Records:
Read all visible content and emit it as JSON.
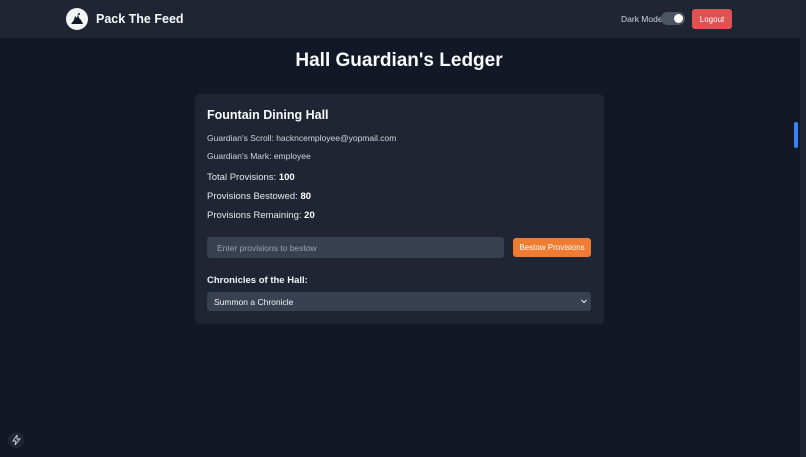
{
  "navbar": {
    "brand": "Pack The Feed",
    "logo_icon": "wolf-howl-icon",
    "dark_mode_label": "Dark Mode",
    "dark_mode_on": true,
    "logout_label": "Logout"
  },
  "page": {
    "title": "Hall Guardian's Ledger"
  },
  "card": {
    "hall_name": "Fountain Dining Hall",
    "scroll_label": "Guardian's Scroll: ",
    "scroll_value": "hackncemployee@yopmail.com",
    "mark_label": "Guardian's Mark: ",
    "mark_value": "employee",
    "total_label": "Total Provisions: ",
    "total_value": "100",
    "bestowed_label": "Provisions Bestowed: ",
    "bestowed_value": "80",
    "remaining_label": "Provisions Remaining: ",
    "remaining_value": "20",
    "input_placeholder": "Enter provisions to bestow",
    "input_value": "",
    "bestow_label": "Bestow Provisions",
    "chronicles_label": "Chronicles of the Hall:",
    "chronicle_selected": "Summon a Chronicle"
  },
  "colors": {
    "background": "#121826",
    "surface": "#1f2533",
    "accent_orange": "#f07c33",
    "logout_red": "#e05252",
    "scroll_thumb": "#3b82f6"
  }
}
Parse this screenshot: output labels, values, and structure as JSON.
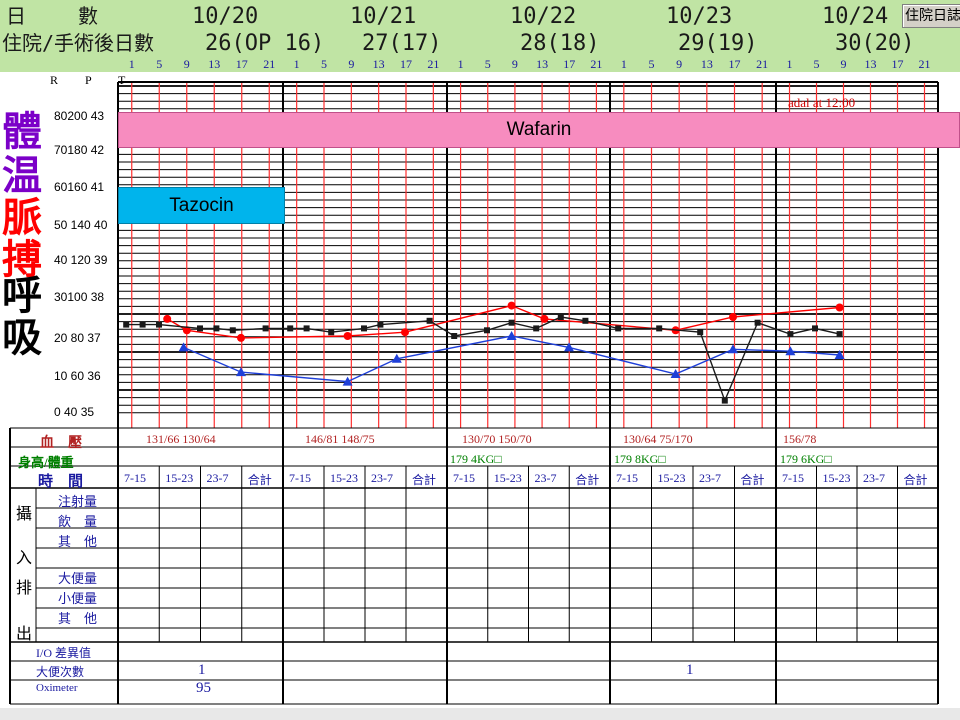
{
  "header": {
    "row1_label": "日　　 數",
    "dates": [
      "10/20",
      "10/21",
      "10/22",
      "10/23",
      "10/24"
    ],
    "row2_label": "住院/手術後日數",
    "postop_days": [
      "26(OP 16)",
      "27(17)",
      "28(18)",
      "29(19)",
      "30(20)"
    ],
    "hours": [
      "1",
      "5",
      "9",
      "13",
      "17",
      "21"
    ],
    "button_label": "住院日誌"
  },
  "chart": {
    "axis_header": "R P T",
    "y_labels": [
      "80200 43",
      "70180 42",
      "60160 41",
      "50 140 40",
      "40 120 39",
      "30100 38",
      "20 80 37",
      "10 60 36",
      "0 40 35"
    ],
    "side_chars": [
      "體",
      "温",
      "脈",
      "搏",
      "呼",
      "吸"
    ],
    "side_colors": [
      "#7b00c8",
      "#7b00c8",
      "#ff0000",
      "#ff0000",
      "#000000",
      "#000000"
    ],
    "partial_note": "adal at 12:00",
    "banners": {
      "wafarin": "Wafarin",
      "tazocin": "Tazocin"
    }
  },
  "chart_data": {
    "type": "line",
    "x_days": [
      "10/20",
      "10/21",
      "10/22",
      "10/23",
      "10/24"
    ],
    "series": [
      {
        "color": "#ff0000",
        "marker": "circle",
        "points": [
          [
            0.3,
            24.5
          ],
          [
            0.42,
            21.5
          ],
          [
            0.75,
            19.5
          ],
          [
            1.4,
            20
          ],
          [
            1.75,
            21
          ],
          [
            2.4,
            28
          ],
          [
            2.6,
            24.5
          ],
          [
            3.4,
            21.5
          ],
          [
            3.75,
            25
          ],
          [
            4.4,
            27.5
          ]
        ]
      },
      {
        "color": "#1a1a1a",
        "marker": "square",
        "points": [
          [
            0.05,
            23
          ],
          [
            0.15,
            23
          ],
          [
            0.25,
            23
          ],
          [
            0.5,
            22
          ],
          [
            0.6,
            22
          ],
          [
            0.7,
            21.5
          ],
          [
            0.9,
            22
          ],
          [
            1.05,
            22
          ],
          [
            1.15,
            22
          ],
          [
            1.3,
            21
          ],
          [
            1.5,
            22
          ],
          [
            1.6,
            23
          ],
          [
            1.9,
            24
          ],
          [
            2.05,
            20
          ],
          [
            2.25,
            21.5
          ],
          [
            2.4,
            23.5
          ],
          [
            2.55,
            22
          ],
          [
            2.7,
            25
          ],
          [
            2.85,
            24
          ],
          [
            3.05,
            22
          ],
          [
            3.3,
            22
          ],
          [
            3.55,
            21
          ],
          [
            3.7,
            3
          ],
          [
            3.9,
            23.5
          ],
          [
            4.1,
            20.5
          ],
          [
            4.25,
            22
          ],
          [
            4.4,
            20.5
          ]
        ]
      },
      {
        "color": "#1e3fd8",
        "marker": "triangle",
        "points": [
          [
            0.4,
            17
          ],
          [
            0.75,
            10.5
          ],
          [
            1.4,
            8
          ],
          [
            1.7,
            14
          ],
          [
            2.4,
            20
          ],
          [
            2.75,
            17
          ],
          [
            3.4,
            10
          ],
          [
            3.75,
            16.5
          ],
          [
            4.1,
            16
          ],
          [
            4.4,
            15
          ]
        ]
      }
    ]
  },
  "table": {
    "rows": {
      "bp": "血　壓",
      "height_weight": "身高/體重",
      "time": "時　間"
    },
    "bp_values": [
      "131/66 130/64",
      "146/81 148/75",
      "130/70 150/70",
      "130/64 75/170",
      "156/78"
    ],
    "height_weight_values": [
      "",
      "",
      "179 4KG□",
      "179 8KG□",
      "179 6KG□"
    ],
    "shifts": [
      "7-15",
      "15-23",
      "23-7",
      "合計"
    ],
    "intake_label": [
      "攝",
      "入"
    ],
    "output_label": [
      "排",
      "出"
    ],
    "intake_items": [
      "注射量",
      "飲　量",
      "其　他"
    ],
    "output_items": [
      "大便量",
      "小便量",
      "其　他"
    ],
    "io_diff": "I/O 差異值",
    "stool_count": "大便次數",
    "oximeter": "Oximeter",
    "stool_values": [
      "1",
      "",
      "",
      "1",
      ""
    ],
    "oximeter_values": [
      "95",
      "",
      "",
      "",
      ""
    ]
  }
}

What you will do:
Reproduce every line above as written, skipping pictures.

Result:
Read all visible content and emit it as JSON.
{
  "navbar": {
    "brand": "Pack The Feed",
    "logo_icon": "wolf-howl-icon",
    "dark_mode_label": "Dark Mode",
    "dark_mode_on": true,
    "logout_label": "Logout"
  },
  "page": {
    "title": "Hall Guardian's Ledger"
  },
  "card": {
    "hall_name": "Fountain Dining Hall",
    "scroll_label": "Guardian's Scroll: ",
    "scroll_value": "hackncemployee@yopmail.com",
    "mark_label": "Guardian's Mark: ",
    "mark_value": "employee",
    "total_label": "Total Provisions: ",
    "total_value": "100",
    "bestowed_label": "Provisions Bestowed: ",
    "bestowed_value": "80",
    "remaining_label": "Provisions Remaining: ",
    "remaining_value": "20",
    "input_placeholder": "Enter provisions to bestow",
    "input_value": "",
    "bestow_label": "Bestow Provisions",
    "chronicles_label": "Chronicles of the Hall:",
    "chronicle_selected": "Summon a Chronicle"
  },
  "colors": {
    "background": "#121826",
    "surface": "#1f2533",
    "accent_orange": "#f07c33",
    "logout_red": "#e05252",
    "scroll_thumb": "#3b82f6"
  }
}
Parse this screenshot: output labels, values, and structure as JSON.
{
  "header": {
    "row1_label": "日　　 數",
    "dates": [
      "10/20",
      "10/21",
      "10/22",
      "10/23",
      "10/24"
    ],
    "row2_label": "住院/手術後日數",
    "postop_days": [
      "26(OP 16)",
      "27(17)",
      "28(18)",
      "29(19)",
      "30(20)"
    ],
    "hours": [
      "1",
      "5",
      "9",
      "13",
      "17",
      "21"
    ],
    "button_label": "住院日誌"
  },
  "chart": {
    "axis_header": "R P T",
    "y_labels": [
      "80200 43",
      "70180 42",
      "60160 41",
      "50 140 40",
      "40 120 39",
      "30100 38",
      "20 80 37",
      "10 60 36",
      "0 40 35"
    ],
    "side_chars": [
      "體",
      "温",
      "脈",
      "搏",
      "呼",
      "吸"
    ],
    "side_colors": [
      "#7b00c8",
      "#7b00c8",
      "#ff0000",
      "#ff0000",
      "#000000",
      "#000000"
    ],
    "partial_note": "adal at 12:00",
    "banners": {
      "wafarin": "Wafarin",
      "tazocin": "Tazocin"
    }
  },
  "chart_data": {
    "type": "line",
    "x_days": [
      "10/20",
      "10/21",
      "10/22",
      "10/23",
      "10/24"
    ],
    "series": [
      {
        "color": "#ff0000",
        "marker": "circle",
        "points": [
          [
            0.3,
            24.5
          ],
          [
            0.42,
            21.5
          ],
          [
            0.75,
            19.5
          ],
          [
            1.4,
            20
          ],
          [
            1.75,
            21
          ],
          [
            2.4,
            28
          ],
          [
            2.6,
            24.5
          ],
          [
            3.4,
            21.5
          ],
          [
            3.75,
            25
          ],
          [
            4.4,
            27.5
          ]
        ]
      },
      {
        "color": "#1a1a1a",
        "marker": "square",
        "points": [
          [
            0.05,
            23
          ],
          [
            0.15,
            23
          ],
          [
            0.25,
            23
          ],
          [
            0.5,
            22
          ],
          [
            0.6,
            22
          ],
          [
            0.7,
            21.5
          ],
          [
            0.9,
            22
          ],
          [
            1.05,
            22
          ],
          [
            1.15,
            22
          ],
          [
            1.3,
            21
          ],
          [
            1.5,
            22
          ],
          [
            1.6,
            23
          ],
          [
            1.9,
            24
          ],
          [
            2.05,
            20
          ],
          [
            2.25,
            21.5
          ],
          [
            2.4,
            23.5
          ],
          [
            2.55,
            22
          ],
          [
            2.7,
            25
          ],
          [
            2.85,
            24
          ],
          [
            3.05,
            22
          ],
          [
            3.3,
            22
          ],
          [
            3.55,
            21
          ],
          [
            3.7,
            3
          ],
          [
            3.9,
            23.5
          ],
          [
            4.1,
            20.5
          ],
          [
            4.25,
            22
          ],
          [
            4.4,
            20.5
          ]
        ]
      },
      {
        "color": "#1e3fd8",
        "marker": "triangle",
        "points": [
          [
            0.4,
            17
          ],
          [
            0.75,
            10.5
          ],
          [
            1.4,
            8
          ],
          [
            1.7,
            14
          ],
          [
            2.4,
            20
          ],
          [
            2.75,
            17
          ],
          [
            3.4,
            10
          ],
          [
            3.75,
            16.5
          ],
          [
            4.1,
            16
          ],
          [
            4.4,
            15
          ]
        ]
      }
    ]
  },
  "table": {
    "rows": {
      "bp": "血　壓",
      "height_weight": "身高/體重",
      "time": "時　間"
    },
    "bp_values": [
      "131/66 130/64",
      "146/81 148/75",
      "130/70 150/70",
      "130/64 75/170",
      "156/78"
    ],
    "height_weight_values": [
      "",
      "",
      "179 4KG□",
      "179 8KG□",
      "179 6KG□"
    ],
    "shifts": [
      "7-15",
      "15-23",
      "23-7",
      "合計"
    ],
    "intake_label": [
      "攝",
      "入"
    ],
    "output_label": [
      "排",
      "出"
    ],
    "intake_items": [
      "注射量",
      "飲　量",
      "其　他"
    ],
    "output_items": [
      "大便量",
      "小便量",
      "其　他"
    ],
    "io_diff": "I/O 差異值",
    "stool_count": "大便次數",
    "oximeter": "Oximeter",
    "stool_values": [
      "1",
      "",
      "",
      "1",
      ""
    ],
    "oximeter_values": [
      "95",
      "",
      "",
      "",
      ""
    ]
  }
}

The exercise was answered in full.